* WHAT YOU ARE ASKED TO DO
Identify each line in the records below that contains the word "Tend", and copy it.

* Figure dataset records
▬▬▬▬▬▬▬▬▬▬
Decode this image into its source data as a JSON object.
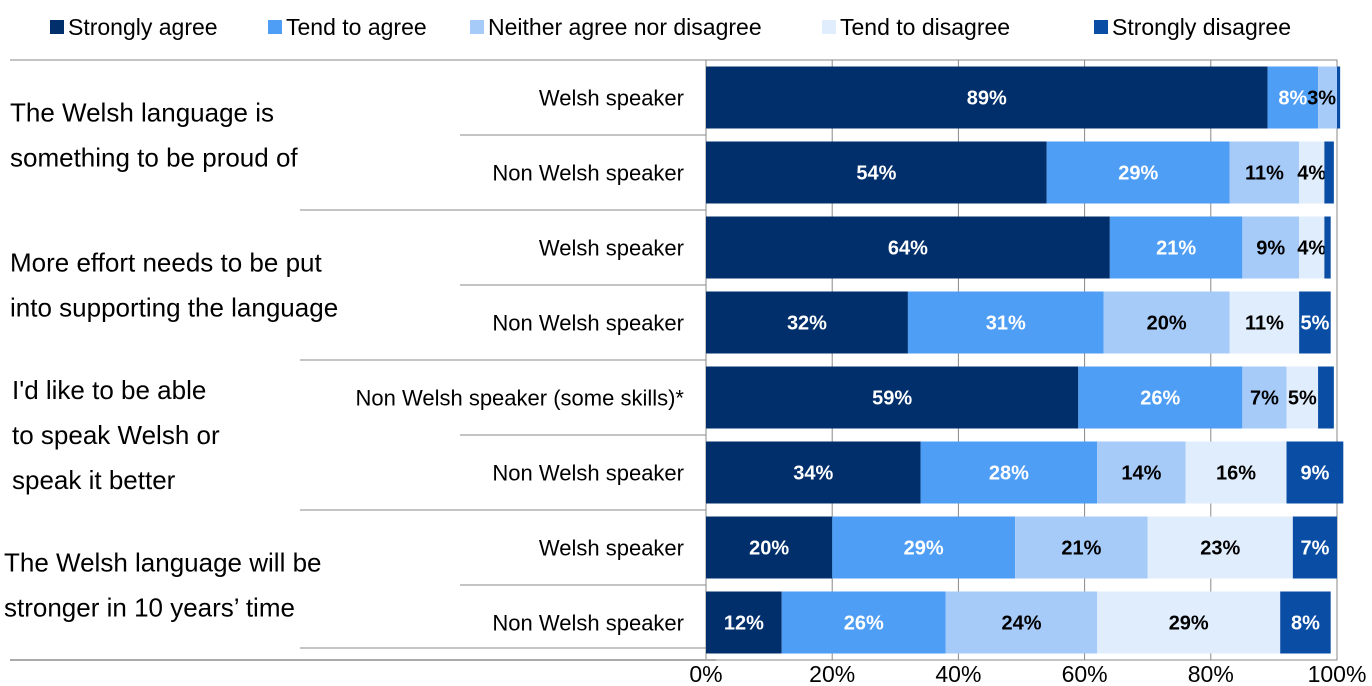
{
  "chart_data": {
    "type": "bar",
    "orientation": "horizontal",
    "stacked": true,
    "legend_position": "top",
    "grid": true,
    "xlim": [
      0,
      100
    ],
    "x_ticks": [
      "0%",
      "20%",
      "40%",
      "60%",
      "80%",
      "100%"
    ],
    "series": [
      {
        "name": "Strongly agree",
        "color": "#002f6c",
        "label_color": "#ffffff"
      },
      {
        "name": "Tend to agree",
        "color": "#4f9ef5",
        "label_color": "#ffffff"
      },
      {
        "name": "Neither agree nor disagree",
        "color": "#a7cbf9",
        "label_color": "#000000"
      },
      {
        "name": "Tend to disagree",
        "color": "#e0edfc",
        "label_color": "#000000"
      },
      {
        "name": "Strongly disagree",
        "color": "#0a4da4",
        "label_color": "#ffffff"
      }
    ],
    "groups": [
      {
        "question": [
          "The Welsh language is",
          "something to be proud of"
        ],
        "bars": [
          {
            "category": "Welsh speaker",
            "values": [
              89,
              8,
              3,
              0,
              0.5
            ],
            "labels": [
              "89%",
              "8%",
              "3%",
              "",
              ""
            ]
          },
          {
            "category": "Non Welsh speaker",
            "values": [
              54,
              29,
              11,
              4,
              1.5
            ],
            "labels": [
              "54%",
              "29%",
              "11%",
              "4%",
              ""
            ]
          }
        ]
      },
      {
        "question": [
          "More effort needs to be put",
          "into supporting the language"
        ],
        "bars": [
          {
            "category": "Welsh speaker",
            "values": [
              64,
              21,
              9,
              4,
              1
            ],
            "labels": [
              "64%",
              "21%",
              "9%",
              "4%",
              ""
            ]
          },
          {
            "category": "Non Welsh speaker",
            "values": [
              32,
              31,
              20,
              11,
              5
            ],
            "labels": [
              "32%",
              "31%",
              "20%",
              "11%",
              "5%"
            ]
          }
        ]
      },
      {
        "question": [
          "I'd like to be able",
          "to speak Welsh or",
          "speak it better"
        ],
        "bars": [
          {
            "category": "Non Welsh speaker (some skills)*",
            "values": [
              59,
              26,
              7,
              5,
              2.5
            ],
            "labels": [
              "59%",
              "26%",
              "7%",
              "5%",
              ""
            ]
          },
          {
            "category": "Non Welsh speaker",
            "values": [
              34,
              28,
              14,
              16,
              9
            ],
            "labels": [
              "34%",
              "28%",
              "14%",
              "16%",
              "9%"
            ]
          }
        ]
      },
      {
        "question": [
          "The Welsh language will be",
          "stronger in 10 years’ time"
        ],
        "bars": [
          {
            "category": "Welsh speaker",
            "values": [
              20,
              29,
              21,
              23,
              7
            ],
            "labels": [
              "20%",
              "29%",
              "21%",
              "23%",
              "7%"
            ]
          },
          {
            "category": "Non Welsh speaker",
            "values": [
              12,
              26,
              24,
              29,
              8
            ],
            "labels": [
              "12%",
              "26%",
              "24%",
              "29%",
              "8%"
            ]
          }
        ]
      }
    ]
  }
}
▬▬▬▬▬▬▬▬▬▬
* ANSWER IN FULL
        "name": "Tend to agree",
        "name": "Tend to disagree",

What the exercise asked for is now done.